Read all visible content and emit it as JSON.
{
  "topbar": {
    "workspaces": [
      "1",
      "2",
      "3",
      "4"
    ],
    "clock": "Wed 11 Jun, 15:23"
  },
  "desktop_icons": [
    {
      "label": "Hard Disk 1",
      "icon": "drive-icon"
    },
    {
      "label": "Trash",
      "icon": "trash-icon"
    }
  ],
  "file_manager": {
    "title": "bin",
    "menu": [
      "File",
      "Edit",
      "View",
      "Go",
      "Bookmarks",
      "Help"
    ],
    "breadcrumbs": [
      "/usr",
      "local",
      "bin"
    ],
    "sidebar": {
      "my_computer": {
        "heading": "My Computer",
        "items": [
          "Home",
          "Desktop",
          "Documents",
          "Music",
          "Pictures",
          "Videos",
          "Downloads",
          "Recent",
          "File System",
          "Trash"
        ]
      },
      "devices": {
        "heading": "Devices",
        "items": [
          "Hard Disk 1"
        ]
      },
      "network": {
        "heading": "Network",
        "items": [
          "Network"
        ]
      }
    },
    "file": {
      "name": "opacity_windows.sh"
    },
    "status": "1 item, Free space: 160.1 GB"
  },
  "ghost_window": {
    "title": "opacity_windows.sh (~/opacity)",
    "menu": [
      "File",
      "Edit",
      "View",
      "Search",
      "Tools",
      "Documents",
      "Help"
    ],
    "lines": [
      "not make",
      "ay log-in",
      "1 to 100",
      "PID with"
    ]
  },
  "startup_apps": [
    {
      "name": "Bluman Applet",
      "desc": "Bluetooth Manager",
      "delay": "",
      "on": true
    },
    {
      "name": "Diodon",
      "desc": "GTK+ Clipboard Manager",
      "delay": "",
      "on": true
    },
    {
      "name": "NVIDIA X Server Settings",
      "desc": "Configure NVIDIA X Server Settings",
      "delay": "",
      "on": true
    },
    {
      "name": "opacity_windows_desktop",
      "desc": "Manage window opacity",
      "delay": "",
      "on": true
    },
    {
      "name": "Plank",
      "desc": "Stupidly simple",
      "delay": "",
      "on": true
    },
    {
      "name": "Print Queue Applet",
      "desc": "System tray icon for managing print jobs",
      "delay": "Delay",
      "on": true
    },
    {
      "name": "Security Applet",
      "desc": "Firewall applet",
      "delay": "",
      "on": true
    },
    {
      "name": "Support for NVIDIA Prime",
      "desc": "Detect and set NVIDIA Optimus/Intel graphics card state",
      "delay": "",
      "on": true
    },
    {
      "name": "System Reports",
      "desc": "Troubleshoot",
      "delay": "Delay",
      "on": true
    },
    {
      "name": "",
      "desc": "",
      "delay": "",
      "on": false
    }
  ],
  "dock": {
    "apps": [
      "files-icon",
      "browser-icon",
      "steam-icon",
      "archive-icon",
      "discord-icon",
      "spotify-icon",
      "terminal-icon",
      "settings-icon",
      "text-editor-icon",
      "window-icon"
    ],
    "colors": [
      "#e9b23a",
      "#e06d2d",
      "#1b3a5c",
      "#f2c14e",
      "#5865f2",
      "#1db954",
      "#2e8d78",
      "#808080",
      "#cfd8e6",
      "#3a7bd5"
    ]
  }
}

----------

Task instructions
Retype all of the material above with every character intact.

Expected answer
Read all visible content and emit it as JSON.
{
  "topbar": {
    "workspaces": [
      "1",
      "2",
      "3",
      "4"
    ],
    "clock": "Wed 11 Jun, 15:23"
  },
  "desktop_icons": [
    {
      "label": "Hard Disk 1",
      "icon": "drive-icon"
    },
    {
      "label": "Trash",
      "icon": "trash-icon"
    }
  ],
  "file_manager": {
    "title": "bin",
    "menu": [
      "File",
      "Edit",
      "View",
      "Go",
      "Bookmarks",
      "Help"
    ],
    "breadcrumbs": [
      "/usr",
      "local",
      "bin"
    ],
    "sidebar": {
      "my_computer": {
        "heading": "My Computer",
        "items": [
          "Home",
          "Desktop",
          "Documents",
          "Music",
          "Pictures",
          "Videos",
          "Downloads",
          "Recent",
          "File System",
          "Trash"
        ]
      },
      "devices": {
        "heading": "Devices",
        "items": [
          "Hard Disk 1"
        ]
      },
      "network": {
        "heading": "Network",
        "items": [
          "Network"
        ]
      }
    },
    "file": {
      "name": "opacity_windows.sh"
    },
    "status": "1 item, Free space: 160.1 GB"
  },
  "ghost_window": {
    "title": "opacity_windows.sh (~/opacity)",
    "menu": [
      "File",
      "Edit",
      "View",
      "Search",
      "Tools",
      "Documents",
      "Help"
    ],
    "lines": [
      "not make",
      "ay log-in",
      "1 to 100",
      "PID with"
    ]
  },
  "startup_apps": [
    {
      "name": "Bluman Applet",
      "desc": "Bluetooth Manager",
      "delay": "",
      "on": true
    },
    {
      "name": "Diodon",
      "desc": "GTK+ Clipboard Manager",
      "delay": "",
      "on": true
    },
    {
      "name": "NVIDIA X Server Settings",
      "desc": "Configure NVIDIA X Server Settings",
      "delay": "",
      "on": true
    },
    {
      "name": "opacity_windows_desktop",
      "desc": "Manage window opacity",
      "delay": "",
      "on": true
    },
    {
      "name": "Plank",
      "desc": "Stupidly simple",
      "delay": "",
      "on": true
    },
    {
      "name": "Print Queue Applet",
      "desc": "System tray icon for managing print jobs",
      "delay": "Delay",
      "on": true
    },
    {
      "name": "Security Applet",
      "desc": "Firewall applet",
      "delay": "",
      "on": true
    },
    {
      "name": "Support for NVIDIA Prime",
      "desc": "Detect and set NVIDIA Optimus/Intel graphics card state",
      "delay": "",
      "on": true
    },
    {
      "name": "System Reports",
      "desc": "Troubleshoot",
      "delay": "Delay",
      "on": true
    },
    {
      "name": "",
      "desc": "",
      "delay": "",
      "on": false
    }
  ],
  "dock": {
    "apps": [
      "files-icon",
      "browser-icon",
      "steam-icon",
      "archive-icon",
      "discord-icon",
      "spotify-icon",
      "terminal-icon",
      "settings-icon",
      "text-editor-icon",
      "window-icon"
    ],
    "colors": [
      "#e9b23a",
      "#e06d2d",
      "#1b3a5c",
      "#f2c14e",
      "#5865f2",
      "#1db954",
      "#2e8d78",
      "#808080",
      "#cfd8e6",
      "#3a7bd5"
    ]
  }
}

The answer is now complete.